Stored data entries:
──────
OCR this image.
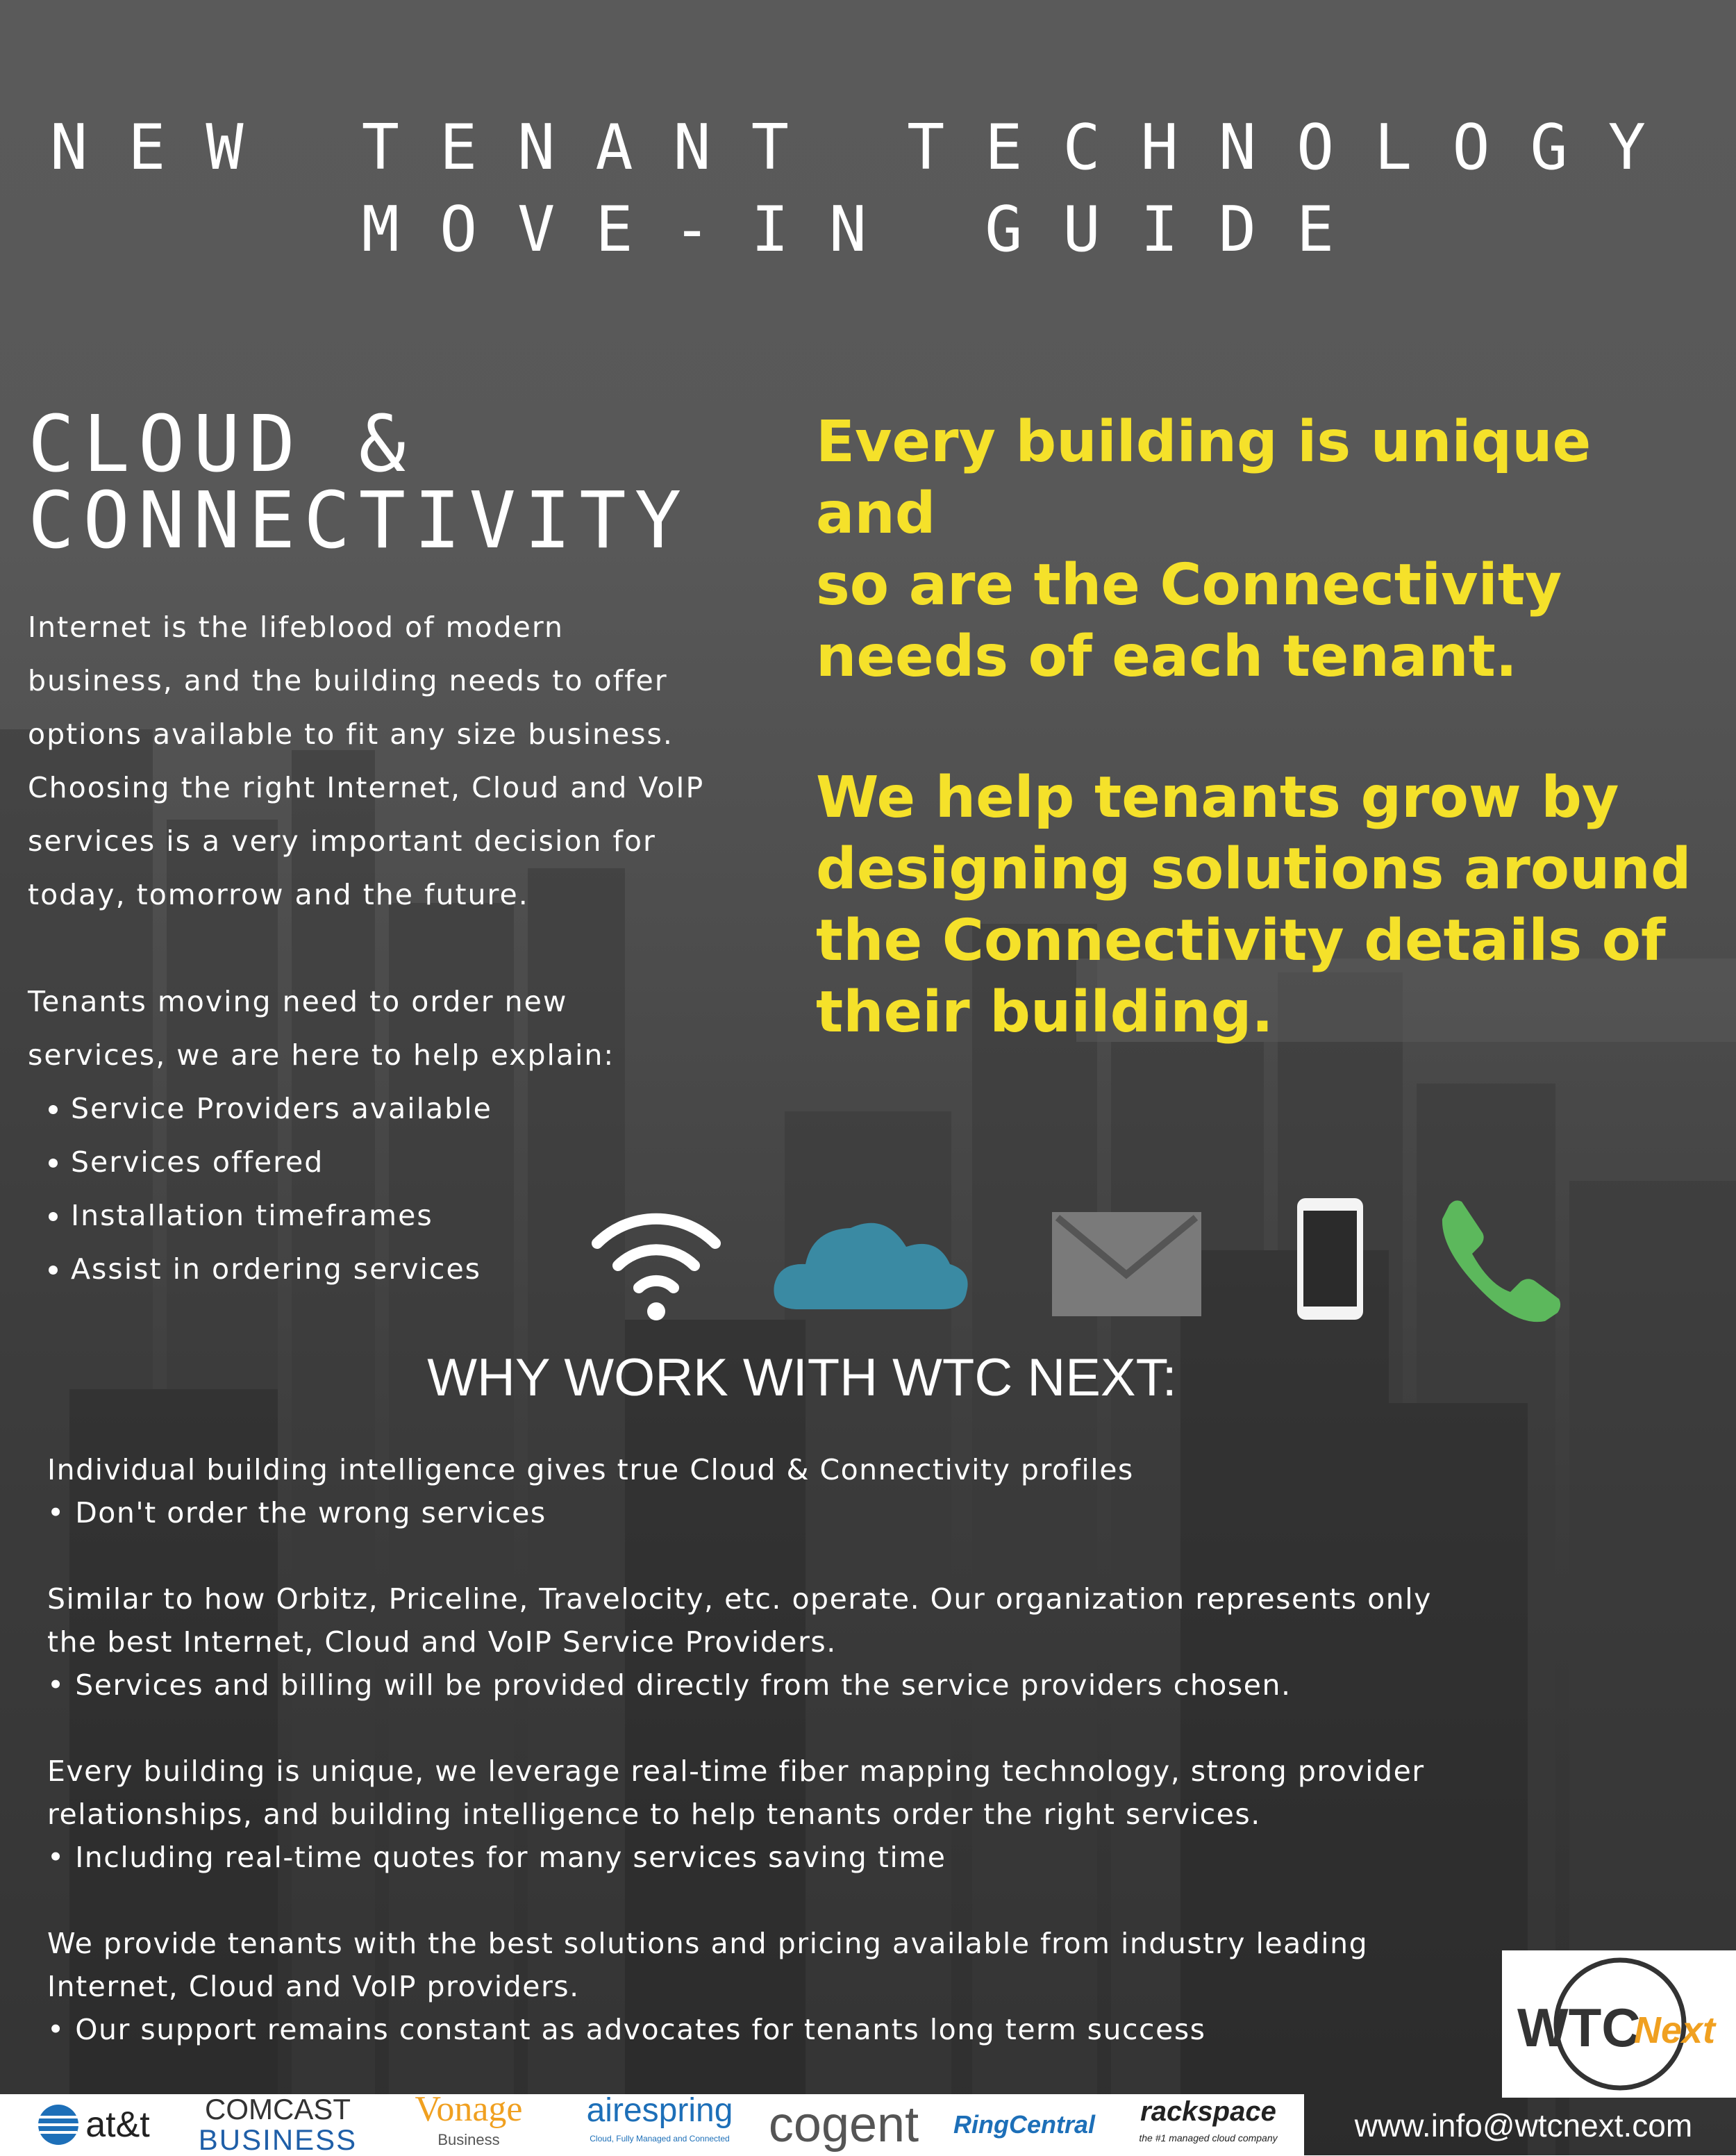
NEW TENANT TECHNOLOGY
MOVE-IN GUIDE
CLOUD &
CONNECTIVITY

Internet is the lifeblood of modern

business, and the building needs to offer

options available to fit any size business.

Choosing the right Internet, Cloud and VoIP

services is a very important decision for

today, tomorrow and the future.

Tenants moving need to order new

services, we are here to help explain:

• Service Providers available
• Services offered
• Installation timeframes
• Assist in ordering services

Every building is unique and

so are the Connectivity

needs of each tenant.

We help tenants grow by

designing solutions around

the Connectivity details of

their building.

WHY WORK WITH WTC NEXT:
Individual building intelligence gives true Cloud & Connectivity profiles
• Don't order the wrong services
Similar to how Orbitz, Priceline, Travelocity, etc. operate. Our organization represents only
the best Internet, Cloud and VoIP Service Providers.
• Services and billing will be provided directly from the service providers chosen.
Every building is unique, we leverage real-time fiber mapping technology, strong provider
relationships, and building intelligence to help tenants order the right services.
• Including real-time quotes for many services saving time
We provide tenants with the best solutions and pricing available from industry leading
Internet, Cloud and VoIP providers.
• Our support remains constant as advocates for tenants long term success	WTC
Next
at&t COMCAST
BUSINESS
Vonage
Business
airespring
Cloud, Fully Managed and Connected cogent RingCentral rackspace
the #1 managed cloud company	www.info@wtcnext.com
──────
-- The problem --
Return the listing above unchanged, apart from dropping its pictures.

-- Answer to the exercise --
OCR this image.
NEW TENANT TECHNOLOGY
MOVE-IN GUIDE
CLOUD &
CONNECTIVITY

Internet is the lifeblood of modern

business, and the building needs to offer

options available to fit any size business.

Choosing the right Internet, Cloud and VoIP

services is a very important decision for

today, tomorrow and the future.

Tenants moving need to order new

services, we are here to help explain:

• Service Providers available
• Services offered
• Installation timeframes
• Assist in ordering services

Every building is unique and

so are the Connectivity

needs of each tenant.

We help tenants grow by

designing solutions around

the Connectivity details of

their building.

WHY WORK WITH WTC NEXT:
Individual building intelligence gives true Cloud & Connectivity profiles
• Don't order the wrong services
Similar to how Orbitz, Priceline, Travelocity, etc. operate. Our organization represents only
the best Internet, Cloud and VoIP Service Providers.
• Services and billing will be provided directly from the service providers chosen.
Every building is unique, we leverage real-time fiber mapping technology, strong provider
relationships, and building intelligence to help tenants order the right services.
• Including real-time quotes for many services saving time
We provide tenants with the best solutions and pricing available from industry leading
Internet, Cloud and VoIP providers.
• Our support remains constant as advocates for tenants long term success	WTC
Next
at&t COMCAST
BUSINESS
Vonage
Business
airespring
Cloud, Fully Managed and Connected cogent RingCentral rackspace
the #1 managed cloud company	www.info@wtcnext.com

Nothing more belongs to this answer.